What to produce:
All of the material below is to be returned exactly.

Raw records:
※

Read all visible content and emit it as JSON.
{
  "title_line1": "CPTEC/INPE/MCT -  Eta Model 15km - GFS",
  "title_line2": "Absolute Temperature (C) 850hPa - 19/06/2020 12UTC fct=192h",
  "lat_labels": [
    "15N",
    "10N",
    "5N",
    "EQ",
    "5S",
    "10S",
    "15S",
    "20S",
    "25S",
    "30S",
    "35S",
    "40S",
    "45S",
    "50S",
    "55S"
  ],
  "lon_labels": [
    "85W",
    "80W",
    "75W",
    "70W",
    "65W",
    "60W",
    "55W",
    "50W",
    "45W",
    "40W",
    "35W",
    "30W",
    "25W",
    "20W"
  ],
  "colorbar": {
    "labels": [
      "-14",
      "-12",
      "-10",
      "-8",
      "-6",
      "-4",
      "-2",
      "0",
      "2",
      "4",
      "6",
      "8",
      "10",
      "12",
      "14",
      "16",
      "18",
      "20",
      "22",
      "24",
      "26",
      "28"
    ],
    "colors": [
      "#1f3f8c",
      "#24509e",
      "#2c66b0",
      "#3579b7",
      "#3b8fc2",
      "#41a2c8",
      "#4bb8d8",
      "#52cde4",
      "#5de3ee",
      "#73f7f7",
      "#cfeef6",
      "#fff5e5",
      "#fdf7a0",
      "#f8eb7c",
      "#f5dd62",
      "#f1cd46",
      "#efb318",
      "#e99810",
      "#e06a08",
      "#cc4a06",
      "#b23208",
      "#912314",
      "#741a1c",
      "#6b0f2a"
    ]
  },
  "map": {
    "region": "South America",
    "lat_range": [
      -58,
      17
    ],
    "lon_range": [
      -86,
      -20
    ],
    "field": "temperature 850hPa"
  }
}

※

Result for this exercise:
Read all visible content and emit it as JSON.
{
  "title_line1": "CPTEC/INPE/MCT -  Eta Model 15km - GFS",
  "title_line2": "Absolute Temperature (C) 850hPa - 19/06/2020 12UTC fct=192h",
  "lat_labels": [
    "15N",
    "10N",
    "5N",
    "EQ",
    "5S",
    "10S",
    "15S",
    "20S",
    "25S",
    "30S",
    "35S",
    "40S",
    "45S",
    "50S",
    "55S"
  ],
  "lon_labels": [
    "85W",
    "80W",
    "75W",
    "70W",
    "65W",
    "60W",
    "55W",
    "50W",
    "45W",
    "40W",
    "35W",
    "30W",
    "25W",
    "20W"
  ],
  "colorbar": {
    "labels": [
      "-14",
      "-12",
      "-10",
      "-8",
      "-6",
      "-4",
      "-2",
      "0",
      "2",
      "4",
      "6",
      "8",
      "10",
      "12",
      "14",
      "16",
      "18",
      "20",
      "22",
      "24",
      "26",
      "28"
    ],
    "colors": [
      "#1f3f8c",
      "#24509e",
      "#2c66b0",
      "#3579b7",
      "#3b8fc2",
      "#41a2c8",
      "#4bb8d8",
      "#52cde4",
      "#5de3ee",
      "#73f7f7",
      "#cfeef6",
      "#fff5e5",
      "#fdf7a0",
      "#f8eb7c",
      "#f5dd62",
      "#f1cd46",
      "#efb318",
      "#e99810",
      "#e06a08",
      "#cc4a06",
      "#b23208",
      "#912314",
      "#741a1c",
      "#6b0f2a"
    ]
  },
  "map": {
    "region": "South America",
    "lat_range": [
      -58,
      17
    ],
    "lon_range": [
      -86,
      -20
    ],
    "field": "temperature 850hPa"
  }
}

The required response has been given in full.